[begin Records shown]

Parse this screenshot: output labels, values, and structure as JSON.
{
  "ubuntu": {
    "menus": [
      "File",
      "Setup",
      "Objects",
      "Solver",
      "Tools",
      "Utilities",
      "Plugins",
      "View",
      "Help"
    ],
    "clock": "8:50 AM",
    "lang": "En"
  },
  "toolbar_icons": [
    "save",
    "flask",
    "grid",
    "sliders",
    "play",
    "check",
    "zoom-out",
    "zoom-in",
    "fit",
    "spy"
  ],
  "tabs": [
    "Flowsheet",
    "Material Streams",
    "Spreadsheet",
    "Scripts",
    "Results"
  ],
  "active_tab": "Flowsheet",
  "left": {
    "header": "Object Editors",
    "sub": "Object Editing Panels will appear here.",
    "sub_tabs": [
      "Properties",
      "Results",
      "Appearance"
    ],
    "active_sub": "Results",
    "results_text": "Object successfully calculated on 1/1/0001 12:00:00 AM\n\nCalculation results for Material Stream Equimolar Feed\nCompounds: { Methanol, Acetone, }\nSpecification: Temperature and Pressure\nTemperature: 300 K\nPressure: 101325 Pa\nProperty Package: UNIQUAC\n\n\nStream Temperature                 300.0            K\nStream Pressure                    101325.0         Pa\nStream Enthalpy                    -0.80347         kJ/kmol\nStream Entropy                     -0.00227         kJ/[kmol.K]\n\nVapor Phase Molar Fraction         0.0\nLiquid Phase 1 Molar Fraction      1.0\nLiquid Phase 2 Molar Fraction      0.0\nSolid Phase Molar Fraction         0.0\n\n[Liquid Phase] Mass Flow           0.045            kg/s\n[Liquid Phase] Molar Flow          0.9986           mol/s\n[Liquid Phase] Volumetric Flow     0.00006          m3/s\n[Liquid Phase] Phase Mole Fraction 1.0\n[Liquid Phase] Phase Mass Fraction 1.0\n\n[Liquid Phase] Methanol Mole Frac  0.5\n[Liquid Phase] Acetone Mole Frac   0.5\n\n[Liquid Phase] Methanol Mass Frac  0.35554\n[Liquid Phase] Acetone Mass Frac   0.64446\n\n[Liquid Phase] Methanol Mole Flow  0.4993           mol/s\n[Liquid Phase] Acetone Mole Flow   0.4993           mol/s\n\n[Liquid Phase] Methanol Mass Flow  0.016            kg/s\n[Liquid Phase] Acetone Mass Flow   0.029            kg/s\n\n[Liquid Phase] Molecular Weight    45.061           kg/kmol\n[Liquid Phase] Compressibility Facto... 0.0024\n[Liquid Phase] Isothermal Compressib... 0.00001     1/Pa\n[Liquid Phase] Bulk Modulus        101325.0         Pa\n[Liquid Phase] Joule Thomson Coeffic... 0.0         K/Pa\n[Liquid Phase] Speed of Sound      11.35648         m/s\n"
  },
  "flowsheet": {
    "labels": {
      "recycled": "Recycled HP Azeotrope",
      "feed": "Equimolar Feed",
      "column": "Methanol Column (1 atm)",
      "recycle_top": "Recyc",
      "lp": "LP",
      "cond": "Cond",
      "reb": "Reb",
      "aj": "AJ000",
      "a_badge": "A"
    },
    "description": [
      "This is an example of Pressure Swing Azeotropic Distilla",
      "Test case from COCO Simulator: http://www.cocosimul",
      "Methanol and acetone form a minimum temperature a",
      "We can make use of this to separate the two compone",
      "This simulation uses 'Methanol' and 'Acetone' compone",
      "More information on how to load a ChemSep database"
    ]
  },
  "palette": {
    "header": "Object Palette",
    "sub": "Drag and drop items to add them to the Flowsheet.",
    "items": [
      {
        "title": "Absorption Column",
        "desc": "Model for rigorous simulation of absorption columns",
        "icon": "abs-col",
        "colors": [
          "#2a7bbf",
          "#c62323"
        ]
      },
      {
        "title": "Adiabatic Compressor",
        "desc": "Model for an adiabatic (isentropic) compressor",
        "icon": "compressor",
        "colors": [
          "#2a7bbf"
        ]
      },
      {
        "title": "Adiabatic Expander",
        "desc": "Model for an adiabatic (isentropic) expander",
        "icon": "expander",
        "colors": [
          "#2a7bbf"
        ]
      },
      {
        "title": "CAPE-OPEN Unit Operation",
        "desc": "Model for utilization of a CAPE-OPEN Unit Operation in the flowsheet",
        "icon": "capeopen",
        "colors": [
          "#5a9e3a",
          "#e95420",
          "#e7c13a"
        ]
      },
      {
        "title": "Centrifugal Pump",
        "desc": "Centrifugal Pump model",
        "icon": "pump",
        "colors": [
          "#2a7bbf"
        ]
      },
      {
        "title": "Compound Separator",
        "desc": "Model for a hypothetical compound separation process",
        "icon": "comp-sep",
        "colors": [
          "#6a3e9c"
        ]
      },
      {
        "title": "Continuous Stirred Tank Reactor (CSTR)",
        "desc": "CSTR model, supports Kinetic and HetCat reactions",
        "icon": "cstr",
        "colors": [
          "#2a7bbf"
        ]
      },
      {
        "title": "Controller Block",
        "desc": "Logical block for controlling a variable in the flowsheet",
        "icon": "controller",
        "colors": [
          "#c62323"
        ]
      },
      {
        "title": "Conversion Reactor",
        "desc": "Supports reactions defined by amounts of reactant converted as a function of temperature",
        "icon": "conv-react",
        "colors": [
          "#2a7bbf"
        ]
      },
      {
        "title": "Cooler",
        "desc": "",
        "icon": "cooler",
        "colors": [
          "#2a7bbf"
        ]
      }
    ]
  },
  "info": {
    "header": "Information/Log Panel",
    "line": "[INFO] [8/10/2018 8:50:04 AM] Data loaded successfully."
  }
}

[end Records shown]

*Instructions to follow:* Using the data above, repeat every line exactly.

*Task result:*
Parse this screenshot: output labels, values, and structure as JSON.
{
  "ubuntu": {
    "menus": [
      "File",
      "Setup",
      "Objects",
      "Solver",
      "Tools",
      "Utilities",
      "Plugins",
      "View",
      "Help"
    ],
    "clock": "8:50 AM",
    "lang": "En"
  },
  "toolbar_icons": [
    "save",
    "flask",
    "grid",
    "sliders",
    "play",
    "check",
    "zoom-out",
    "zoom-in",
    "fit",
    "spy"
  ],
  "tabs": [
    "Flowsheet",
    "Material Streams",
    "Spreadsheet",
    "Scripts",
    "Results"
  ],
  "active_tab": "Flowsheet",
  "left": {
    "header": "Object Editors",
    "sub": "Object Editing Panels will appear here.",
    "sub_tabs": [
      "Properties",
      "Results",
      "Appearance"
    ],
    "active_sub": "Results",
    "results_text": "Object successfully calculated on 1/1/0001 12:00:00 AM\n\nCalculation results for Material Stream Equimolar Feed\nCompounds: { Methanol, Acetone, }\nSpecification: Temperature and Pressure\nTemperature: 300 K\nPressure: 101325 Pa\nProperty Package: UNIQUAC\n\n\nStream Temperature                 300.0            K\nStream Pressure                    101325.0         Pa\nStream Enthalpy                    -0.80347         kJ/kmol\nStream Entropy                     -0.00227         kJ/[kmol.K]\n\nVapor Phase Molar Fraction         0.0\nLiquid Phase 1 Molar Fraction      1.0\nLiquid Phase 2 Molar Fraction      0.0\nSolid Phase Molar Fraction         0.0\n\n[Liquid Phase] Mass Flow           0.045            kg/s\n[Liquid Phase] Molar Flow          0.9986           mol/s\n[Liquid Phase] Volumetric Flow     0.00006          m3/s\n[Liquid Phase] Phase Mole Fraction 1.0\n[Liquid Phase] Phase Mass Fraction 1.0\n\n[Liquid Phase] Methanol Mole Frac  0.5\n[Liquid Phase] Acetone Mole Frac   0.5\n\n[Liquid Phase] Methanol Mass Frac  0.35554\n[Liquid Phase] Acetone Mass Frac   0.64446\n\n[Liquid Phase] Methanol Mole Flow  0.4993           mol/s\n[Liquid Phase] Acetone Mole Flow   0.4993           mol/s\n\n[Liquid Phase] Methanol Mass Flow  0.016            kg/s\n[Liquid Phase] Acetone Mass Flow   0.029            kg/s\n\n[Liquid Phase] Molecular Weight    45.061           kg/kmol\n[Liquid Phase] Compressibility Facto... 0.0024\n[Liquid Phase] Isothermal Compressib... 0.00001     1/Pa\n[Liquid Phase] Bulk Modulus        101325.0         Pa\n[Liquid Phase] Joule Thomson Coeffic... 0.0         K/Pa\n[Liquid Phase] Speed of Sound      11.35648         m/s\n"
  },
  "flowsheet": {
    "labels": {
      "recycled": "Recycled HP Azeotrope",
      "feed": "Equimolar Feed",
      "column": "Methanol Column (1 atm)",
      "recycle_top": "Recyc",
      "lp": "LP",
      "cond": "Cond",
      "reb": "Reb",
      "aj": "AJ000",
      "a_badge": "A"
    },
    "description": [
      "This is an example of Pressure Swing Azeotropic Distilla",
      "Test case from COCO Simulator: http://www.cocosimul",
      "Methanol and acetone form a minimum temperature a",
      "We can make use of this to separate the two compone",
      "This simulation uses 'Methanol' and 'Acetone' compone",
      "More information on how to load a ChemSep database"
    ]
  },
  "palette": {
    "header": "Object Palette",
    "sub": "Drag and drop items to add them to the Flowsheet.",
    "items": [
      {
        "title": "Absorption Column",
        "desc": "Model for rigorous simulation of absorption columns",
        "icon": "abs-col",
        "colors": [
          "#2a7bbf",
          "#c62323"
        ]
      },
      {
        "title": "Adiabatic Compressor",
        "desc": "Model for an adiabatic (isentropic) compressor",
        "icon": "compressor",
        "colors": [
          "#2a7bbf"
        ]
      },
      {
        "title": "Adiabatic Expander",
        "desc": "Model for an adiabatic (isentropic) expander",
        "icon": "expander",
        "colors": [
          "#2a7bbf"
        ]
      },
      {
        "title": "CAPE-OPEN Unit Operation",
        "desc": "Model for utilization of a CAPE-OPEN Unit Operation in the flowsheet",
        "icon": "capeopen",
        "colors": [
          "#5a9e3a",
          "#e95420",
          "#e7c13a"
        ]
      },
      {
        "title": "Centrifugal Pump",
        "desc": "Centrifugal Pump model",
        "icon": "pump",
        "colors": [
          "#2a7bbf"
        ]
      },
      {
        "title": "Compound Separator",
        "desc": "Model for a hypothetical compound separation process",
        "icon": "comp-sep",
        "colors": [
          "#6a3e9c"
        ]
      },
      {
        "title": "Continuous Stirred Tank Reactor (CSTR)",
        "desc": "CSTR model, supports Kinetic and HetCat reactions",
        "icon": "cstr",
        "colors": [
          "#2a7bbf"
        ]
      },
      {
        "title": "Controller Block",
        "desc": "Logical block for controlling a variable in the flowsheet",
        "icon": "controller",
        "colors": [
          "#c62323"
        ]
      },
      {
        "title": "Conversion Reactor",
        "desc": "Supports reactions defined by amounts of reactant converted as a function of temperature",
        "icon": "conv-react",
        "colors": [
          "#2a7bbf"
        ]
      },
      {
        "title": "Cooler",
        "desc": "",
        "icon": "cooler",
        "colors": [
          "#2a7bbf"
        ]
      }
    ]
  },
  "info": {
    "header": "Information/Log Panel",
    "line": "[INFO] [8/10/2018 8:50:04 AM] Data loaded successfully."
  }
}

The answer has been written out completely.